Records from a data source

====

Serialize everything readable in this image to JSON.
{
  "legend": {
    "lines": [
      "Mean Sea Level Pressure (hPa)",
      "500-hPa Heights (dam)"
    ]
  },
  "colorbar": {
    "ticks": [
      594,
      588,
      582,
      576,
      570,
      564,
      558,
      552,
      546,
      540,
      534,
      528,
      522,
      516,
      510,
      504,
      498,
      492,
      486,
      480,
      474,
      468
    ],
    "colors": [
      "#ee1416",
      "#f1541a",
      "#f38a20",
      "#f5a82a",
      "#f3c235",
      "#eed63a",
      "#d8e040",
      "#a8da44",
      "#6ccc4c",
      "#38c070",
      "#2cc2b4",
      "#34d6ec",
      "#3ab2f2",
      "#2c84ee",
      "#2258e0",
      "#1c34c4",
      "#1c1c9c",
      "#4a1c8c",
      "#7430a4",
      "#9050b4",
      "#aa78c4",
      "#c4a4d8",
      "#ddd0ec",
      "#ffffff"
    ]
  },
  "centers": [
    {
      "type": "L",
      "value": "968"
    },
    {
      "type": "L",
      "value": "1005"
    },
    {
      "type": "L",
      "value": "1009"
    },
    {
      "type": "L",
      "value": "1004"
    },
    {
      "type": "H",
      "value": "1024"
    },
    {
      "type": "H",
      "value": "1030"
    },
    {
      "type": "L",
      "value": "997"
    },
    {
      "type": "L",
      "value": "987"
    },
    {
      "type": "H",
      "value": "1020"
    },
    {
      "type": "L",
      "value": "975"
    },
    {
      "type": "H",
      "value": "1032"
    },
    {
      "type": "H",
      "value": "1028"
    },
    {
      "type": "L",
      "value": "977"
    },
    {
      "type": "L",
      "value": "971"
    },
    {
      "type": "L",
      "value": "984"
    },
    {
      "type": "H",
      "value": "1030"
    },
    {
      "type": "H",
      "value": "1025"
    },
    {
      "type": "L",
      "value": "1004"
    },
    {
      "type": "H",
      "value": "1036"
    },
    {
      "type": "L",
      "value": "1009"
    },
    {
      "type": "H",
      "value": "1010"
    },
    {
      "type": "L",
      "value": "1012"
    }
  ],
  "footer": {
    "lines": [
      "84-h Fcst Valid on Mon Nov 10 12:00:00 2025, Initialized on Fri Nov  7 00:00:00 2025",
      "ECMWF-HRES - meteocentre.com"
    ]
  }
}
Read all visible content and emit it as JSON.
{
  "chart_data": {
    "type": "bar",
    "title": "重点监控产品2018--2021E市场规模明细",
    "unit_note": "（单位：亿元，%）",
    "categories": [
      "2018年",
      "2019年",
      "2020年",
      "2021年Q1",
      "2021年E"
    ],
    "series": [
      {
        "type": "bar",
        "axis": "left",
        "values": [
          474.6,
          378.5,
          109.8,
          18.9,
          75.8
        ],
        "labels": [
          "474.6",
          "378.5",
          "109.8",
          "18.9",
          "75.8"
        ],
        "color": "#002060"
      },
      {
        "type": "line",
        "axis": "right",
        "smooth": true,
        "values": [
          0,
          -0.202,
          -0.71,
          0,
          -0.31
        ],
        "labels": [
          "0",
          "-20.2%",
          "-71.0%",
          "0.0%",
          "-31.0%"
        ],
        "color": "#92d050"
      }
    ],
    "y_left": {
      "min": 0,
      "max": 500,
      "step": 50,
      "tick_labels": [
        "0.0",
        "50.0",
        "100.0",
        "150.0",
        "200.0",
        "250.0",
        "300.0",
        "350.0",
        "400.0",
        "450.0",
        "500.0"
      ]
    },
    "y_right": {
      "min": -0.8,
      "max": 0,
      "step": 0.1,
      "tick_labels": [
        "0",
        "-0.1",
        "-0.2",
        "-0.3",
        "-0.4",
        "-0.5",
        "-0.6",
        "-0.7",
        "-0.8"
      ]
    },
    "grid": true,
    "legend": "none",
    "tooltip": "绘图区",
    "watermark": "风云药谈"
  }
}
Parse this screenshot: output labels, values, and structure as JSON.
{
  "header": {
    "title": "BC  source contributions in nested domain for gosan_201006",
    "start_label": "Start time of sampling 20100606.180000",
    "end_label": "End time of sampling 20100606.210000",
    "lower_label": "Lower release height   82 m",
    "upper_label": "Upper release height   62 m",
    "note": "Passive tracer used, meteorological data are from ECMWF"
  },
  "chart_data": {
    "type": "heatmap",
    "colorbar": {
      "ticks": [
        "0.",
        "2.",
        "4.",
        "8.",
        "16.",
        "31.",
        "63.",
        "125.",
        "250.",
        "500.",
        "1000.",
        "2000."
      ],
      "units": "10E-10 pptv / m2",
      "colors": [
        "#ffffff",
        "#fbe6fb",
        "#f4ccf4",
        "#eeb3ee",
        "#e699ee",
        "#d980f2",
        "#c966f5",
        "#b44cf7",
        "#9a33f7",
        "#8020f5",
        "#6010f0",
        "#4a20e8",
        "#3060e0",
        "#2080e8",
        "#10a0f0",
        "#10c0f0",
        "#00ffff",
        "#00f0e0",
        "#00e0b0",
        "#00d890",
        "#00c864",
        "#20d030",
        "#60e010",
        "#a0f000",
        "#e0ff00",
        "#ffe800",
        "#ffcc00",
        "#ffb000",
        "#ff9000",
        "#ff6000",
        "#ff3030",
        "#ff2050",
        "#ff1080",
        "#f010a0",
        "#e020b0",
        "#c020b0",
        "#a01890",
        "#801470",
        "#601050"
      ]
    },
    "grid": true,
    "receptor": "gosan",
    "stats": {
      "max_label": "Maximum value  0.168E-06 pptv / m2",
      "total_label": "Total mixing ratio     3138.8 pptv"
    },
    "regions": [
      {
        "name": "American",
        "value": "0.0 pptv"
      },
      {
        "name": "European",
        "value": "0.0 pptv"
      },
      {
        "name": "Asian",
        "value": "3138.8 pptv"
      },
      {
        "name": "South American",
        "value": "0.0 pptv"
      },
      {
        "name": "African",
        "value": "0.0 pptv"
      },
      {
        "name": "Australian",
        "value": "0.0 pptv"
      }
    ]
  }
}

====

Pull out each record as written and restate it exactly.

Serialize everything readable in this image to JSON.
{
  "legend": {
    "lines": [
      "Mean Sea Level Pressure (hPa)",
      "500-hPa Heights (dam)"
    ]
  },
  "colorbar": {
    "ticks": [
      594,
      588,
      582,
      576,
      570,
      564,
      558,
      552,
      546,
      540,
      534,
      528,
      522,
      516,
      510,
      504,
      498,
      492,
      486,
      480,
      474,
      468
    ],
    "colors": [
      "#ee1416",
      "#f1541a",
      "#f38a20",
      "#f5a82a",
      "#f3c235",
      "#eed63a",
      "#d8e040",
      "#a8da44",
      "#6ccc4c",
      "#38c070",
      "#2cc2b4",
      "#34d6ec",
      "#3ab2f2",
      "#2c84ee",
      "#2258e0",
      "#1c34c4",
      "#1c1c9c",
      "#4a1c8c",
      "#7430a4",
      "#9050b4",
      "#aa78c4",
      "#c4a4d8",
      "#ddd0ec",
      "#ffffff"
    ]
  },
  "centers": [
    {
      "type": "L",
      "value": "968"
    },
    {
      "type": "L",
      "value": "1005"
    },
    {
      "type": "L",
      "value": "1009"
    },
    {
      "type": "L",
      "value": "1004"
    },
    {
      "type": "H",
      "value": "1024"
    },
    {
      "type": "H",
      "value": "1030"
    },
    {
      "type": "L",
      "value": "997"
    },
    {
      "type": "L",
      "value": "987"
    },
    {
      "type": "H",
      "value": "1020"
    },
    {
      "type": "L",
      "value": "975"
    },
    {
      "type": "H",
      "value": "1032"
    },
    {
      "type": "H",
      "value": "1028"
    },
    {
      "type": "L",
      "value": "977"
    },
    {
      "type": "L",
      "value": "971"
    },
    {
      "type": "L",
      "value": "984"
    },
    {
      "type": "H",
      "value": "1030"
    },
    {
      "type": "H",
      "value": "1025"
    },
    {
      "type": "L",
      "value": "1004"
    },
    {
      "type": "H",
      "value": "1036"
    },
    {
      "type": "L",
      "value": "1009"
    },
    {
      "type": "H",
      "value": "1010"
    },
    {
      "type": "L",
      "value": "1012"
    }
  ],
  "footer": {
    "lines": [
      "84-h Fcst Valid on Mon Nov 10 12:00:00 2025, Initialized on Fri Nov  7 00:00:00 2025",
      "ECMWF-HRES - meteocentre.com"
    ]
  }
}
Read all visible content and emit it as JSON.
{
  "chart_data": {
    "type": "bar",
    "title": "重点监控产品2018--2021E市场规模明细",
    "unit_note": "（单位：亿元，%）",
    "categories": [
      "2018年",
      "2019年",
      "2020年",
      "2021年Q1",
      "2021年E"
    ],
    "series": [
      {
        "type": "bar",
        "axis": "left",
        "values": [
          474.6,
          378.5,
          109.8,
          18.9,
          75.8
        ],
        "labels": [
          "474.6",
          "378.5",
          "109.8",
          "18.9",
          "75.8"
        ],
        "color": "#002060"
      },
      {
        "type": "line",
        "axis": "right",
        "smooth": true,
        "values": [
          0,
          -0.202,
          -0.71,
          0,
          -0.31
        ],
        "labels": [
          "0",
          "-20.2%",
          "-71.0%",
          "0.0%",
          "-31.0%"
        ],
        "color": "#92d050"
      }
    ],
    "y_left": {
      "min": 0,
      "max": 500,
      "step": 50,
      "tick_labels": [
        "0.0",
        "50.0",
        "100.0",
        "150.0",
        "200.0",
        "250.0",
        "300.0",
        "350.0",
        "400.0",
        "450.0",
        "500.0"
      ]
    },
    "y_right": {
      "min": -0.8,
      "max": 0,
      "step": 0.1,
      "tick_labels": [
        "0",
        "-0.1",
        "-0.2",
        "-0.3",
        "-0.4",
        "-0.5",
        "-0.6",
        "-0.7",
        "-0.8"
      ]
    },
    "grid": true,
    "legend": "none",
    "tooltip": "绘图区",
    "watermark": "风云药谈"
  }
}
Parse this screenshot: output labels, values, and structure as JSON.
{
  "header": {
    "title": "BC  source contributions in nested domain for gosan_201006",
    "start_label": "Start time of sampling 20100606.180000",
    "end_label": "End time of sampling 20100606.210000",
    "lower_label": "Lower release height   82 m",
    "upper_label": "Upper release height   62 m",
    "note": "Passive tracer used, meteorological data are from ECMWF"
  },
  "chart_data": {
    "type": "heatmap",
    "colorbar": {
      "ticks": [
        "0.",
        "2.",
        "4.",
        "8.",
        "16.",
        "31.",
        "63.",
        "125.",
        "250.",
        "500.",
        "1000.",
        "2000."
      ],
      "units": "10E-10 pptv / m2",
      "colors": [
        "#ffffff",
        "#fbe6fb",
        "#f4ccf4",
        "#eeb3ee",
        "#e699ee",
        "#d980f2",
        "#c966f5",
        "#b44cf7",
        "#9a33f7",
        "#8020f5",
        "#6010f0",
        "#4a20e8",
        "#3060e0",
        "#2080e8",
        "#10a0f0",
        "#10c0f0",
        "#00ffff",
        "#00f0e0",
        "#00e0b0",
        "#00d890",
        "#00c864",
        "#20d030",
        "#60e010",
        "#a0f000",
        "#e0ff00",
        "#ffe800",
        "#ffcc00",
        "#ffb000",
        "#ff9000",
        "#ff6000",
        "#ff3030",
        "#ff2050",
        "#ff1080",
        "#f010a0",
        "#e020b0",
        "#c020b0",
        "#a01890",
        "#801470",
        "#601050"
      ]
    },
    "grid": true,
    "receptor": "gosan",
    "stats": {
      "max_label": "Maximum value  0.168E-06 pptv / m2",
      "total_label": "Total mixing ratio     3138.8 pptv"
    },
    "regions": [
      {
        "name": "American",
        "value": "0.0 pptv"
      },
      {
        "name": "European",
        "value": "0.0 pptv"
      },
      {
        "name": "Asian",
        "value": "3138.8 pptv"
      },
      {
        "name": "South American",
        "value": "0.0 pptv"
      },
      {
        "name": "African",
        "value": "0.0 pptv"
      },
      {
        "name": "Australian",
        "value": "0.0 pptv"
      }
    ]
  }
}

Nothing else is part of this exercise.